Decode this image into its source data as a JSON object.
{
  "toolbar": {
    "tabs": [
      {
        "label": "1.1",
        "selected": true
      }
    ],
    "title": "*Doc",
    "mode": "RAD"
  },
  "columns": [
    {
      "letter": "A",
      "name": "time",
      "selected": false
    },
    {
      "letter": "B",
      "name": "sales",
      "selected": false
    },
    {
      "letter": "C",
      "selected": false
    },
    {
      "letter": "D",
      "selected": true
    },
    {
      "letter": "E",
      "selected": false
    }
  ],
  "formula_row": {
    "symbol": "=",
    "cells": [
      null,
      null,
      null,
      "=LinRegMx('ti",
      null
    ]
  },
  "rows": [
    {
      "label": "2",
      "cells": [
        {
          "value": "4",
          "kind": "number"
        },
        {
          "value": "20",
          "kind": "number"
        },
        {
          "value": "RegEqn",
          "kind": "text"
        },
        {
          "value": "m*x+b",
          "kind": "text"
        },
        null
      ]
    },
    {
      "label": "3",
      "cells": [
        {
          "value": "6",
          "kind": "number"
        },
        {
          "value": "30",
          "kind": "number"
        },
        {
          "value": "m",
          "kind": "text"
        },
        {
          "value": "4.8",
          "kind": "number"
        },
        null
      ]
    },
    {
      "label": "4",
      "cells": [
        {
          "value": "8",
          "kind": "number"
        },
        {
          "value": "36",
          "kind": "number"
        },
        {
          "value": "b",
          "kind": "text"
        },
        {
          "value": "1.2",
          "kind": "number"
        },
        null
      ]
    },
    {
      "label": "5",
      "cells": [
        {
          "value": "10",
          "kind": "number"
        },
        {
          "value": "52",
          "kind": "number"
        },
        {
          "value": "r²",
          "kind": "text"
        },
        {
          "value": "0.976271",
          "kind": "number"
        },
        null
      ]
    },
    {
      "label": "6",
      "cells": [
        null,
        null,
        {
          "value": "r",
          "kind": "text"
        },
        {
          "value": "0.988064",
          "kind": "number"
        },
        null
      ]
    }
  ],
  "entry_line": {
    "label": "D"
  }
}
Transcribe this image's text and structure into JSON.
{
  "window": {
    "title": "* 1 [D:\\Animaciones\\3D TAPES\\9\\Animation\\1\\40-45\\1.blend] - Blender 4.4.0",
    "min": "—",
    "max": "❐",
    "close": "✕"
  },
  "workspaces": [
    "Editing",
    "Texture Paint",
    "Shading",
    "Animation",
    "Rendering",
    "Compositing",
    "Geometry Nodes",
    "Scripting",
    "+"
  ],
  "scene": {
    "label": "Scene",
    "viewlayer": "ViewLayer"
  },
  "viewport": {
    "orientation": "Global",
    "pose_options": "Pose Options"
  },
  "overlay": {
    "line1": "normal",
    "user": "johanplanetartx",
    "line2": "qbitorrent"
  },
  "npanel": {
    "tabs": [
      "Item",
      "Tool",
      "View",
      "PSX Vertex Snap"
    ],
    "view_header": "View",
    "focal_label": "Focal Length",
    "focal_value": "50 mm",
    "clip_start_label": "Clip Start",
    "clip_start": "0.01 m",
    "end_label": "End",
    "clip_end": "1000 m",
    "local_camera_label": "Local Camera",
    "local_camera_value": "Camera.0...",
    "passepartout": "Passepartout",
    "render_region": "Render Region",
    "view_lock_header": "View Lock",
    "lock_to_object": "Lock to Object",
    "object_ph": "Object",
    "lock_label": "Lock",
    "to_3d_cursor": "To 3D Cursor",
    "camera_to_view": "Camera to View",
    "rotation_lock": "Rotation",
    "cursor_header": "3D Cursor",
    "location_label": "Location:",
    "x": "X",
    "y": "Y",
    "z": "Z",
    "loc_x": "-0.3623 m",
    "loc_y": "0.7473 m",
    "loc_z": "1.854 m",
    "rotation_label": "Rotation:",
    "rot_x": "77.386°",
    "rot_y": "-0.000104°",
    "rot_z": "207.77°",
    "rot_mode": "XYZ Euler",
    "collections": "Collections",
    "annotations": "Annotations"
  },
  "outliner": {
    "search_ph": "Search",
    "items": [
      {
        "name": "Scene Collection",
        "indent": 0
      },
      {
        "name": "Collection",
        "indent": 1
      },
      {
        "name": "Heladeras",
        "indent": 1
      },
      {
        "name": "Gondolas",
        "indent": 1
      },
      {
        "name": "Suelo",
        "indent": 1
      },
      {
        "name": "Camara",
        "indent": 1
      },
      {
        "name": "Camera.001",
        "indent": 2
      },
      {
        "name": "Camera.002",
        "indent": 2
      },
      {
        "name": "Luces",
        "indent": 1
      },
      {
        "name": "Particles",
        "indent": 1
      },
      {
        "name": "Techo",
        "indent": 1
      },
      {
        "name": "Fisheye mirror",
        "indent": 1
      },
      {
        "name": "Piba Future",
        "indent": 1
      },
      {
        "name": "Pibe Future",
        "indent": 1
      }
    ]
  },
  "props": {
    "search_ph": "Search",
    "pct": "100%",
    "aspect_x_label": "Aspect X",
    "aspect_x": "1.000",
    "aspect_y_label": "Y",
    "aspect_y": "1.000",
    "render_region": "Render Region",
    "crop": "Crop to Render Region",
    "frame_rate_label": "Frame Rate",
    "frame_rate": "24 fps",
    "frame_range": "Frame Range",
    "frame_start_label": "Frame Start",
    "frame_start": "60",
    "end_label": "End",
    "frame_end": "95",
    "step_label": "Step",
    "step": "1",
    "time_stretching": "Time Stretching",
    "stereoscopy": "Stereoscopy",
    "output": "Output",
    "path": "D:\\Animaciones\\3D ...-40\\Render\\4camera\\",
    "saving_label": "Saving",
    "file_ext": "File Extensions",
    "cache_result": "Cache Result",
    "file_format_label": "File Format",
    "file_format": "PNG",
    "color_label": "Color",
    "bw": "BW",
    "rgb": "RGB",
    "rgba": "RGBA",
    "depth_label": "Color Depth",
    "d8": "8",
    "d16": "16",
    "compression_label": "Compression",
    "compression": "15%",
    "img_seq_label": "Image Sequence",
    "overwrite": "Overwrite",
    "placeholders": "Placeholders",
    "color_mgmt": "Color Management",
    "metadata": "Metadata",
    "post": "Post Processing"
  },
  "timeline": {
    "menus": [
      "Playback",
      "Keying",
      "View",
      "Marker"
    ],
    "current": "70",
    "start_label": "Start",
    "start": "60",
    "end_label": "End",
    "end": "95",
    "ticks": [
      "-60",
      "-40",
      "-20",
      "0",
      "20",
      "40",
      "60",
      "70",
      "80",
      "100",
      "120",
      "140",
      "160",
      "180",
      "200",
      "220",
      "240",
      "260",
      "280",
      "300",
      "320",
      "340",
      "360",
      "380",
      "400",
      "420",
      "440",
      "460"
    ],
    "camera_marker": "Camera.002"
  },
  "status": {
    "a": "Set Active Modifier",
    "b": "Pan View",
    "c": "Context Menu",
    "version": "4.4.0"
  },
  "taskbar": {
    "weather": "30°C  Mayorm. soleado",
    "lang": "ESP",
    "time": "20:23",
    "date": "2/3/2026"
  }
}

______

_TASK REQUIREMENTS_
Copy each line above where the string "title" occurs.

_SOLVED PROBLEM_
    "title": "*Doc",
    "title": "* 1 [D:\\Animaciones\\3D TAPES\\9\\Animation\\1\\40-45\\1.blend] - Blender 4.4.0",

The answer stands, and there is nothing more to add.